Exercise brief:
What follows is a set of records; restate each one word for word and drop the pictures.

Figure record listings
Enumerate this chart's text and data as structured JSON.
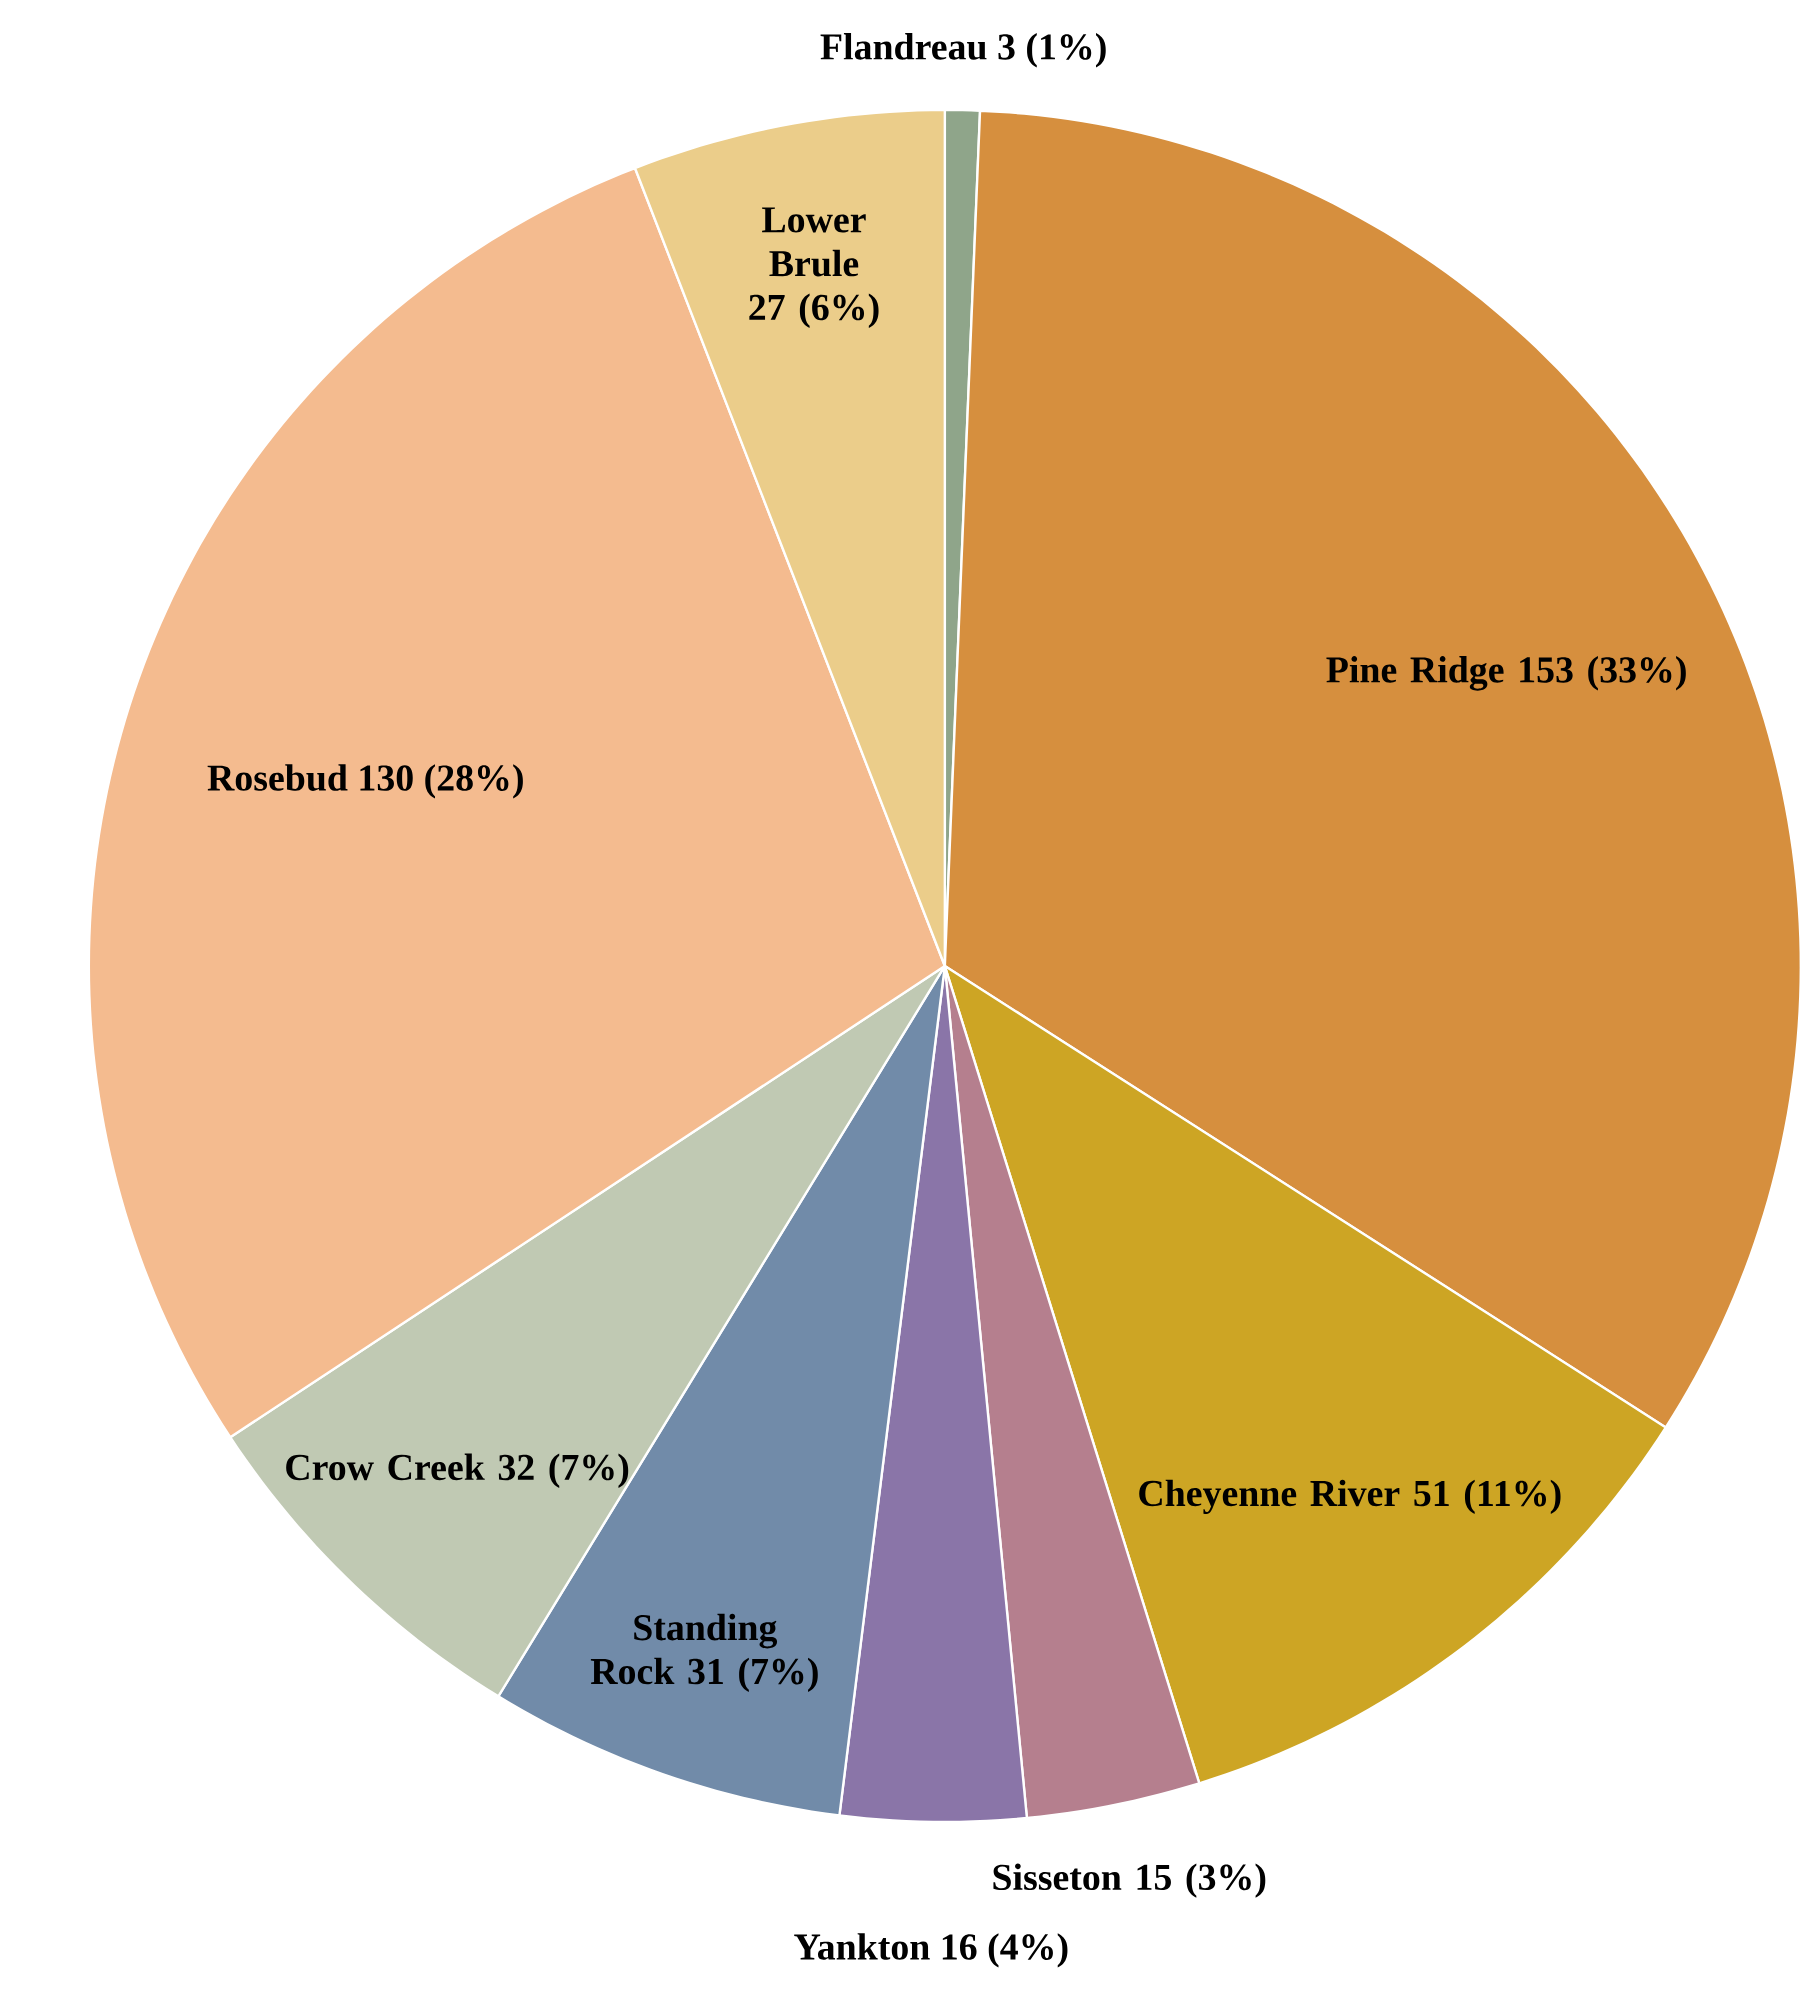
{
  "chart_data": {
    "type": "pie",
    "categories": [
      "Flandreau",
      "Pine Ridge",
      "Cheyenne River",
      "Sisseton",
      "Yankton",
      "Standing Rock",
      "Crow Creek",
      "Rosebud",
      "Lower Brule"
    ],
    "values": [
      3,
      153,
      51,
      15,
      16,
      31,
      32,
      130,
      27
    ],
    "colors": [
      "#8fa58a",
      "#d68f3e",
      "#cda524",
      "#b57f8e",
      "#8a75a8",
      "#718ba9",
      "#c0c9b3",
      "#f4bb8f",
      "#ebcd8a"
    ],
    "value_labels": [
      "3 (1%)",
      "153 (33%)",
      "51 (11%)",
      "15 (3%)",
      "16 (4%)",
      "31 (7%)",
      "32 (7%)",
      "130 (28%)",
      "27 (6%)"
    ]
  }
}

Written answer:
Enumerate this chart's text and data as structured JSON.
{
  "chart_data": {
    "type": "pie",
    "categories": [
      "Flandreau",
      "Pine Ridge",
      "Cheyenne River",
      "Sisseton",
      "Yankton",
      "Standing Rock",
      "Crow Creek",
      "Rosebud",
      "Lower Brule"
    ],
    "values": [
      3,
      153,
      51,
      15,
      16,
      31,
      32,
      130,
      27
    ],
    "colors": [
      "#8fa58a",
      "#d68f3e",
      "#cda524",
      "#b57f8e",
      "#8a75a8",
      "#718ba9",
      "#c0c9b3",
      "#f4bb8f",
      "#ebcd8a"
    ],
    "value_labels": [
      "3 (1%)",
      "153 (33%)",
      "51 (11%)",
      "15 (3%)",
      "16 (4%)",
      "31 (7%)",
      "32 (7%)",
      "130 (28%)",
      "27 (6%)"
    ]
  }
}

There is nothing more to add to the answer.